[Lines of data]
**********

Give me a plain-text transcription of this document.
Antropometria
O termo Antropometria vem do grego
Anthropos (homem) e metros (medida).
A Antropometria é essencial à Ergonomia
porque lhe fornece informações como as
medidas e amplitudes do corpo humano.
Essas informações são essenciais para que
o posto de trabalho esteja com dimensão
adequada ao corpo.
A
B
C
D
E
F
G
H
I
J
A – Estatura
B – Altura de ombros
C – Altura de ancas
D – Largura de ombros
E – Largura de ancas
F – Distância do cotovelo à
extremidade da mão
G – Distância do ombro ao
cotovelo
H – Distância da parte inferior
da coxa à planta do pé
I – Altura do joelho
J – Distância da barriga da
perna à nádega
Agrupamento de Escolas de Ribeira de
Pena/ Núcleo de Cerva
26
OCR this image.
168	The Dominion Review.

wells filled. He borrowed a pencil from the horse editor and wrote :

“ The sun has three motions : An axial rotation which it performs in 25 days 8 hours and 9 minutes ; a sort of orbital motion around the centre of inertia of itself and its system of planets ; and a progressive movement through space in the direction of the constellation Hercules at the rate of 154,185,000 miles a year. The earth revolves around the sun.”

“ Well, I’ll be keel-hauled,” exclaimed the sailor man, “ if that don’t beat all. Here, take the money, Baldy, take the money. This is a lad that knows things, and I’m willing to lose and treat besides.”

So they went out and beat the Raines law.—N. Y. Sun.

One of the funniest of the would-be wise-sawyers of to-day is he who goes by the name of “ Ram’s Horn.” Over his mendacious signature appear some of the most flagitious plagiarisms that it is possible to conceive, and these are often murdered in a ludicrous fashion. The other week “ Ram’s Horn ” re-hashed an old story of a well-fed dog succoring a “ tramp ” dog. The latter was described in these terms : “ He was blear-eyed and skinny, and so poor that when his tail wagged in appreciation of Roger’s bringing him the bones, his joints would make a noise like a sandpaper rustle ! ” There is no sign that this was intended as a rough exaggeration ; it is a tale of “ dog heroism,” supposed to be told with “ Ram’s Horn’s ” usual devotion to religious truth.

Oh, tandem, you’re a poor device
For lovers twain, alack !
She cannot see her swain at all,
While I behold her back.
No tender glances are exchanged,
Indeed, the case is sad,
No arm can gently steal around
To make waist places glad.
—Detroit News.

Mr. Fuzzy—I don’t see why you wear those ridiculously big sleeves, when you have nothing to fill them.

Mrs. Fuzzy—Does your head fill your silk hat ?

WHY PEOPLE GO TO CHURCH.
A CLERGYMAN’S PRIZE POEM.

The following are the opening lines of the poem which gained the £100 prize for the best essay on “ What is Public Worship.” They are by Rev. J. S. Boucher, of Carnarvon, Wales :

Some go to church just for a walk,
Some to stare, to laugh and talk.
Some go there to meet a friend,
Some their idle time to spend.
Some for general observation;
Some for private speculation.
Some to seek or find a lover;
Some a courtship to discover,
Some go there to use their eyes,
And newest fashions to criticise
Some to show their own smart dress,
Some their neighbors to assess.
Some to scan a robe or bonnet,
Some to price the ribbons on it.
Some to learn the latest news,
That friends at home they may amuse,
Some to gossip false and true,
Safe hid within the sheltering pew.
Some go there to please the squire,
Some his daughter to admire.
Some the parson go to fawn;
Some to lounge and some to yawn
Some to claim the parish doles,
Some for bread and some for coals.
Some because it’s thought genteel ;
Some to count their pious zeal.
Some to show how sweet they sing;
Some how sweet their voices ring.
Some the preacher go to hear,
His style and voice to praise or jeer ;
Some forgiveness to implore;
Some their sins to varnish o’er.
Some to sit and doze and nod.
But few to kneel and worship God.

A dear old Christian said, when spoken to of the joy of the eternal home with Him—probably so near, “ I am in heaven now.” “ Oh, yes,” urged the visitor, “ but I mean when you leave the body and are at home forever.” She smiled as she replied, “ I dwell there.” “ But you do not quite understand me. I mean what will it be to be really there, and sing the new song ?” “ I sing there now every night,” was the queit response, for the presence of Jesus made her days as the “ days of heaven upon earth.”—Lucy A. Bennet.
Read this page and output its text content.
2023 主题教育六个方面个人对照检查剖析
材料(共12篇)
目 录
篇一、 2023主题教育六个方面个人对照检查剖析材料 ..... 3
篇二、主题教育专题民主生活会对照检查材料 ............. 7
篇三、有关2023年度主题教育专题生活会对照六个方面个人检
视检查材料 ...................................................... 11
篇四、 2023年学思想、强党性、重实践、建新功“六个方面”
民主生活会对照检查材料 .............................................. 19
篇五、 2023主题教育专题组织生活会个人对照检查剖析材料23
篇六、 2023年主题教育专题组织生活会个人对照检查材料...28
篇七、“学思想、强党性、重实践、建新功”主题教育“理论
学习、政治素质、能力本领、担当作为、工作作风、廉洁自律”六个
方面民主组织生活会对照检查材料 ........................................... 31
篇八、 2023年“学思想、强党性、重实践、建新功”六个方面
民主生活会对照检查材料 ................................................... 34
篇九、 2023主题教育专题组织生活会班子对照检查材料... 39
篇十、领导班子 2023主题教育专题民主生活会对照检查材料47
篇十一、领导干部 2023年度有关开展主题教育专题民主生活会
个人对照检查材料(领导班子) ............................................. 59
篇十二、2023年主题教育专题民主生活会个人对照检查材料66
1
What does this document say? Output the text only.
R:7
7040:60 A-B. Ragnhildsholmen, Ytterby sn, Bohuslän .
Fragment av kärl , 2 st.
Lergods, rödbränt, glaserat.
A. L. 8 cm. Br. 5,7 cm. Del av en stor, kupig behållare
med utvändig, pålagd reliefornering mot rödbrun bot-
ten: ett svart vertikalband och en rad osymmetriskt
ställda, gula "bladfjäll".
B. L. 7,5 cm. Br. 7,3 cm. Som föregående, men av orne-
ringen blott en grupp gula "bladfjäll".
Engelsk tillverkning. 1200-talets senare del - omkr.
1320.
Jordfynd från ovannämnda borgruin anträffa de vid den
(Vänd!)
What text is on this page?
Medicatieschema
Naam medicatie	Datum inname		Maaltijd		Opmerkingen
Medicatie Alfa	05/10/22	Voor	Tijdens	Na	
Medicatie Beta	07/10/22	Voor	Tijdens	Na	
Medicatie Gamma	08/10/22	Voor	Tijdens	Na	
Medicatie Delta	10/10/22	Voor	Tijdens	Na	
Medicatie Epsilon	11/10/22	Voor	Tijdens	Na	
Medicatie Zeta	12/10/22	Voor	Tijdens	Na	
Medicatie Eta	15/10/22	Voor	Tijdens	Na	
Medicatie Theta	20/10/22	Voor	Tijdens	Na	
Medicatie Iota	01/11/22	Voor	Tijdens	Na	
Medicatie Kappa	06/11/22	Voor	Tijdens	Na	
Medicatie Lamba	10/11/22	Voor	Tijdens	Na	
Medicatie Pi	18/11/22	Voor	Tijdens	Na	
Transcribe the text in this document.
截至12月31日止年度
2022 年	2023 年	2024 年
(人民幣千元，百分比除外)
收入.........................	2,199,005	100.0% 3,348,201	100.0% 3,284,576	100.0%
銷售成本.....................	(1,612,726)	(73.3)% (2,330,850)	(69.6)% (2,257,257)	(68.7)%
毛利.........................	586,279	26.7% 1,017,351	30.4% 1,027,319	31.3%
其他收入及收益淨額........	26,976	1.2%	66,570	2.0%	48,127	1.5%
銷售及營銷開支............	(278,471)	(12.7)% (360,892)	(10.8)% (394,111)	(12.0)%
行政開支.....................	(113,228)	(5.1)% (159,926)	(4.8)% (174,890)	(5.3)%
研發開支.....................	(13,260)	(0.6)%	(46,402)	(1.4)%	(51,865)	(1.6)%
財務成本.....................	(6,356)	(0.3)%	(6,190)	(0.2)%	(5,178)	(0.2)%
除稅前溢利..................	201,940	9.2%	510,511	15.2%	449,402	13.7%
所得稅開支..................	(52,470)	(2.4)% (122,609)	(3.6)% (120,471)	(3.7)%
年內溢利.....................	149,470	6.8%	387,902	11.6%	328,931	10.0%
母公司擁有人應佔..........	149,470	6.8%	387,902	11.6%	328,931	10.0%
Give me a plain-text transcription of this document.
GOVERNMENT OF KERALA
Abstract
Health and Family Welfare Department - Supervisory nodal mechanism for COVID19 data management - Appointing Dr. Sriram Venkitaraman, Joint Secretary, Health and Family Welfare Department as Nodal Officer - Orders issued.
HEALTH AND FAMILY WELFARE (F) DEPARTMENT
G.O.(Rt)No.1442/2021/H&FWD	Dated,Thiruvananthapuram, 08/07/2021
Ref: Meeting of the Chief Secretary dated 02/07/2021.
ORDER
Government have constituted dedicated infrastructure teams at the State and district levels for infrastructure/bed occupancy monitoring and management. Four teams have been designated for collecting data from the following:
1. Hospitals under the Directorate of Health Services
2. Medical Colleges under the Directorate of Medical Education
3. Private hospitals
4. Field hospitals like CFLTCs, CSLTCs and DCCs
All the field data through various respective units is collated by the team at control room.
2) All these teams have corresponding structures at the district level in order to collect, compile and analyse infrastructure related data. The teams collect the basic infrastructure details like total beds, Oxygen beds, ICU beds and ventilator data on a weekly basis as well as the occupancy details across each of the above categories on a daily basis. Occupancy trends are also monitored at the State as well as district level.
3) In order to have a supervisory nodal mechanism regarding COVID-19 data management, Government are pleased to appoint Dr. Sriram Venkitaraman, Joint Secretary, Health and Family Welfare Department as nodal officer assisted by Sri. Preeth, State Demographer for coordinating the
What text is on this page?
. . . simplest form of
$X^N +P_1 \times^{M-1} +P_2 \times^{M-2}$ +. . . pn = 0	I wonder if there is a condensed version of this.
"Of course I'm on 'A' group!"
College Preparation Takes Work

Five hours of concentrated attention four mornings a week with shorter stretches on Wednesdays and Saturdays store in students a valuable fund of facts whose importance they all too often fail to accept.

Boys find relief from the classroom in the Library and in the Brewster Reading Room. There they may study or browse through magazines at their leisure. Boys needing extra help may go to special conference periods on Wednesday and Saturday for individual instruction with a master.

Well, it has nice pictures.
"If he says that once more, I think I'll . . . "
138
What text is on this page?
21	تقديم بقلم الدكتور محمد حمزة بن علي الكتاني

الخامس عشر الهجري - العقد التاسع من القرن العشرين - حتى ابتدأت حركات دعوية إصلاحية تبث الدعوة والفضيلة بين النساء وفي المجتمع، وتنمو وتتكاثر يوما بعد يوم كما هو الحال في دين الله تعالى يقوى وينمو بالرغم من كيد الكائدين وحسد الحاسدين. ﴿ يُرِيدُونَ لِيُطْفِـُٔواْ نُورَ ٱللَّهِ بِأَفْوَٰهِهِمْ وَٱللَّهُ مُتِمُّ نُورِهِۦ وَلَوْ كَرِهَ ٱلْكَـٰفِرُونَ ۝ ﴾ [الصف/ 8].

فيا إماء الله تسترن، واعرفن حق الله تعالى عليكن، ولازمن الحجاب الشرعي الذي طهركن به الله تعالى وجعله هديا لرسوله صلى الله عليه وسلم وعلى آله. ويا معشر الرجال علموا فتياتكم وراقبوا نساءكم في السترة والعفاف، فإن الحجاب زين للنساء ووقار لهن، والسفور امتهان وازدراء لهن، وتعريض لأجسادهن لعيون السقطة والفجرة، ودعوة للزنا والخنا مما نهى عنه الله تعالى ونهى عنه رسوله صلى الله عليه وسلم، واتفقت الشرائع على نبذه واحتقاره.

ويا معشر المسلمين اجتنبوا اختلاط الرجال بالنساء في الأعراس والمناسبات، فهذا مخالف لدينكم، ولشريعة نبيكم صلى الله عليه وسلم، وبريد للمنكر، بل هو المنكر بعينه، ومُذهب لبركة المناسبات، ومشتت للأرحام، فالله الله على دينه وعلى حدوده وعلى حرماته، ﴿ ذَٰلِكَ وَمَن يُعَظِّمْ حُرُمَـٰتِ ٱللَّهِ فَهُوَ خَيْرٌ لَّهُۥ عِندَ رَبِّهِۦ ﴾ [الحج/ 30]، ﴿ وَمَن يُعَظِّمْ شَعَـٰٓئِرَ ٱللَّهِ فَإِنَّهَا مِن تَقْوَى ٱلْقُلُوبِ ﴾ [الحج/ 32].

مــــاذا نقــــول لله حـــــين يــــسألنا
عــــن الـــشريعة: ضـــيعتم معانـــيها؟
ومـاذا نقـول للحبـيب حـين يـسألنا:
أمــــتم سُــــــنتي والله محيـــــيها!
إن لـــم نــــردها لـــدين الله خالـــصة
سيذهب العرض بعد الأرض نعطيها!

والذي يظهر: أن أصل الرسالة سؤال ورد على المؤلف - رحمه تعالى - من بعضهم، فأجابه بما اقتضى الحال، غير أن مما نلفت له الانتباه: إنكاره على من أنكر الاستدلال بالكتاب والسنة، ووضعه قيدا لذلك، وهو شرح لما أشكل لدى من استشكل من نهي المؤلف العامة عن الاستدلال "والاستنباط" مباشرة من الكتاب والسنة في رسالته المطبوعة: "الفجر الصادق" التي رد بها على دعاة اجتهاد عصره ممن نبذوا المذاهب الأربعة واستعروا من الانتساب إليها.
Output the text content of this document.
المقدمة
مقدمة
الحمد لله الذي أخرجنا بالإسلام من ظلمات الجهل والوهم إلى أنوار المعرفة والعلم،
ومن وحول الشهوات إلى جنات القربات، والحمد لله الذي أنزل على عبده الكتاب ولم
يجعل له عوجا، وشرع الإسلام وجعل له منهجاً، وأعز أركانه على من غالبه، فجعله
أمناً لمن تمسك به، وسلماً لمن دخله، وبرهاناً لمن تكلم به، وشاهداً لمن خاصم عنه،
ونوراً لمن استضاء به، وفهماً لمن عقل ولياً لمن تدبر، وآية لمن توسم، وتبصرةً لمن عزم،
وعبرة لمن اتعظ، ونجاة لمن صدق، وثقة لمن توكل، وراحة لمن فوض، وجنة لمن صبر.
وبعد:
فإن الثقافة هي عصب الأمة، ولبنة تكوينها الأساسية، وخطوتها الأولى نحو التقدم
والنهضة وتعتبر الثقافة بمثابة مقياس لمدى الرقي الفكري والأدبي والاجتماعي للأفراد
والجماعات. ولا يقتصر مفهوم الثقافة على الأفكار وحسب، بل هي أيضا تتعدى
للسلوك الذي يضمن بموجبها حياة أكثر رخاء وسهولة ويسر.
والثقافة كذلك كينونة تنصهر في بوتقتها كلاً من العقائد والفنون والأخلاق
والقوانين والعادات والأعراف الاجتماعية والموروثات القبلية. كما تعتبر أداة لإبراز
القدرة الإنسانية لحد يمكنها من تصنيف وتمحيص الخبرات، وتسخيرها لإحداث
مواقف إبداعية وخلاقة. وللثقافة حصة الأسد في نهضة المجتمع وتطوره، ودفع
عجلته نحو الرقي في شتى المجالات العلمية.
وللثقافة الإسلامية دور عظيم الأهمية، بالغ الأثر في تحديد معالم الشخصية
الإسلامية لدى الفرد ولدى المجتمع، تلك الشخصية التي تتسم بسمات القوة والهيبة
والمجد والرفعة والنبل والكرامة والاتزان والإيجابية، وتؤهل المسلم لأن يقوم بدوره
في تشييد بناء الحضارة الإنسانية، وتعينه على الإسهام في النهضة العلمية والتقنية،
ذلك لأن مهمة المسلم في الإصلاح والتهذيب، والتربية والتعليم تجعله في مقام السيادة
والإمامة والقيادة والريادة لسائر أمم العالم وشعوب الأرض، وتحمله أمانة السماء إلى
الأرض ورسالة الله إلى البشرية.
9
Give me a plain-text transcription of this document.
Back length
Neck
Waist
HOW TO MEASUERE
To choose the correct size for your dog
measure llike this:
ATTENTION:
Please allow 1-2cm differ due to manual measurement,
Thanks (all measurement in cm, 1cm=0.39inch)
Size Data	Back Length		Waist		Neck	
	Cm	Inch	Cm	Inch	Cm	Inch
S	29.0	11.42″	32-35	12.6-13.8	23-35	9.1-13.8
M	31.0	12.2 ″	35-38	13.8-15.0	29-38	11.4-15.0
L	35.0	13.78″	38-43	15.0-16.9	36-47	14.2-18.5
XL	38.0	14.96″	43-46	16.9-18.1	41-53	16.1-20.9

**********

> TO DO
Search the records above for "find". Copy each line where it is found.

> EXERCISE RESPONSE
Some to seek or find a lover;
Boys find relief from the classroom in the Library and in the Brewster Reading Room. There they may study or browse through magazines at their leisure. Boys needing extra help may go to special conference periods on Wednesday and Saturday for individual instruction with a master.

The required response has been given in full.